• CHALLENGE A: Find every line in the entries below that contains the string "axis", and copy each such line. Case counts.

You want to look at message_us. I modified the text in there, and I figured that its what the game uses to display the text in the US version. I also noticed that, the text in there is loaded based on context, and not directly in the script like GTI used to do. I suspect the "script_flow_data" files to contain some hints. That, or its hard-coded. Since, most lua functions in the scripts appear to be callbacks called from the original C++ code.

Also, like evan mentioned, there is something odd with starters.. I made a little script edit I posted earlier to be able to pick whatever pokemon as starter, but the thing is, if they're not one of the 20 official starters, their ability, and their starting moves will be the ones from one of the official starter pokemon.. And sometimes, for some pokemon, they won't always get the same starter's moveset/ability. Like I had on eevee both oshawott and pipplup's moveset on different occasions. Poochyena seems to always get piplup's moveset and ability..

And looking for some of the move ids in the binaries didn't yield anything. Not to mention that, while the fancy starter select screen is hard-coded, only the starter's model ids are in the binary, they match the pokemons' ids. I edited then, and found out only their model changed, not the actual pokemon tied to it.. And after the select screen you'd get the actual correct pokemon model assigned with the starter you picked.. So something tells me there is some data in the game files with details on starters and their moveset and ability.

Link to comment
Share on other sites

I know message_us.bin is for the US text, but it is hard to compare the MD5 checksums of the SIR0s contained within against the nonexistant message_us/ tree in the root of romfs. I only used message_en.bin and its tree to match the file names to the files.

• INFORMATION SUPPLIED:
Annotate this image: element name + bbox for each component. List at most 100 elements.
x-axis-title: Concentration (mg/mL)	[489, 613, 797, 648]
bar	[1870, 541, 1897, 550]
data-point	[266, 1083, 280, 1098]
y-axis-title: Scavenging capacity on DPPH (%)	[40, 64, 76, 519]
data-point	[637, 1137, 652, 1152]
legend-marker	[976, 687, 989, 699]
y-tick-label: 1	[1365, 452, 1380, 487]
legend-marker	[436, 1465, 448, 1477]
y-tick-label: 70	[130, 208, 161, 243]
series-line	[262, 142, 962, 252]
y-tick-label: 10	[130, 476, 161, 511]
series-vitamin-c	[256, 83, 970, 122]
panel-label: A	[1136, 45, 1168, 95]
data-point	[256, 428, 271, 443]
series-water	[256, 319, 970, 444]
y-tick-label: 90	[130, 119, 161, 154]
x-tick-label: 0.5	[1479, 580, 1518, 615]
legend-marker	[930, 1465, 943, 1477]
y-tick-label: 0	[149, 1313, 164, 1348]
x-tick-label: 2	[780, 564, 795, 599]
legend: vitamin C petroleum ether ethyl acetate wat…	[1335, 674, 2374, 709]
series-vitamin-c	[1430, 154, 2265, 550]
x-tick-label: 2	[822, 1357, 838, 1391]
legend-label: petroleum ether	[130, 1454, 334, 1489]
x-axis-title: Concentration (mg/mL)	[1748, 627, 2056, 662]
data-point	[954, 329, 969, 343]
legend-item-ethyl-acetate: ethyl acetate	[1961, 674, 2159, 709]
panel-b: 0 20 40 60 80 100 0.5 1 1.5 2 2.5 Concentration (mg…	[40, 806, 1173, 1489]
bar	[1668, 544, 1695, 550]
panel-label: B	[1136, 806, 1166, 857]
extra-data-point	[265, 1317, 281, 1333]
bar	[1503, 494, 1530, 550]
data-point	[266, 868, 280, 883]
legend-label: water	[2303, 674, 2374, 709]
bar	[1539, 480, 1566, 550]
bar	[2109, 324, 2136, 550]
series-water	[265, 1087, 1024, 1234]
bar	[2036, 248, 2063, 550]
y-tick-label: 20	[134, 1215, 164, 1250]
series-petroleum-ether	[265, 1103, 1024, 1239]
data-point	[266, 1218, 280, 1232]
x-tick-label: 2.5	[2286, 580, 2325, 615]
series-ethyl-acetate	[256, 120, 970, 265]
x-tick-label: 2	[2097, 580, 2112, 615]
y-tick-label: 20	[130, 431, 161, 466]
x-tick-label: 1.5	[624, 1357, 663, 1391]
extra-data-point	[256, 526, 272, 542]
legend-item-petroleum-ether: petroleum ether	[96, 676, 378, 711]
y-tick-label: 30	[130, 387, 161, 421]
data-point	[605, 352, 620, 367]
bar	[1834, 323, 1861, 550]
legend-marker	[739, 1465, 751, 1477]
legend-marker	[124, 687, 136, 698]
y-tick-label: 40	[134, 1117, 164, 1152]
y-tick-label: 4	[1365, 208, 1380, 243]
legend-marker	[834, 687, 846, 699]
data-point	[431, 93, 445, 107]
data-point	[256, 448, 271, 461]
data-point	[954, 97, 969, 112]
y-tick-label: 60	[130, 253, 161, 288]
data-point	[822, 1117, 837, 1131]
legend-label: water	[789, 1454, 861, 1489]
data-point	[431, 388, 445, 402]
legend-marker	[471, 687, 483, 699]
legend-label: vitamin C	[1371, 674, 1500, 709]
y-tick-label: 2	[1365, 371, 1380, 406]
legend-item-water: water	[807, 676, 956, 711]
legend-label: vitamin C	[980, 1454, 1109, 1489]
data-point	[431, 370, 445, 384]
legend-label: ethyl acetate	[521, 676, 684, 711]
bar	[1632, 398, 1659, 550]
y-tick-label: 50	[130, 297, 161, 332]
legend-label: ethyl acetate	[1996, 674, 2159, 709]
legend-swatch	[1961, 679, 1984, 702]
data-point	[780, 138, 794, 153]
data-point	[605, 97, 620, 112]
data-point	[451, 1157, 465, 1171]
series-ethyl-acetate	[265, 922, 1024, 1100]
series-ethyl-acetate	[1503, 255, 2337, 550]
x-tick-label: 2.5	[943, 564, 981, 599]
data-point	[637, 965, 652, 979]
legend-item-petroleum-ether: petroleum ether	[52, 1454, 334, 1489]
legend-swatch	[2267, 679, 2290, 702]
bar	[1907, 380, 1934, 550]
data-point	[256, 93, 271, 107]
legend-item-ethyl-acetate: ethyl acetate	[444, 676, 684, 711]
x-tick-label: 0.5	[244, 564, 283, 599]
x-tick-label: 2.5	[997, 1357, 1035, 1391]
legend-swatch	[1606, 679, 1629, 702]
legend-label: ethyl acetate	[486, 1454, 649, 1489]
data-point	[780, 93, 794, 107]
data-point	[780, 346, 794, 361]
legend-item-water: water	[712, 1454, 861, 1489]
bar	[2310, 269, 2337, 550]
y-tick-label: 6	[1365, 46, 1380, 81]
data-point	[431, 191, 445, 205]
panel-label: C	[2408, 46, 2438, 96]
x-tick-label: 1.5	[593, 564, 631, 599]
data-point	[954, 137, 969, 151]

• CHALLENGE B: Reproduce everything in the forum thread above from "You want to" down to "original C++ code.", word for word.

• FINAL RESULT A:
x-axis-title: Concentration (mg/mL)	[489, 613, 797, 648]
y-axis-title: Scavenging capacity on DPPH (%)	[40, 64, 76, 519]
x-axis-title: Concentration (mg/mL)	[1748, 627, 2056, 662]

• FINAL RESULT B:
You want to look at message_us. I modified the text in there, and I figured that its what the game uses to display the text in the US version. I also noticed that, the text in there is loaded based on context, and not directly in the script like GTI used to do. I suspect the "script_flow_data" files to contain some hints. That, or its hard-coded. Since, most lua functions in the scripts appear to be callbacks called from the original C++ code.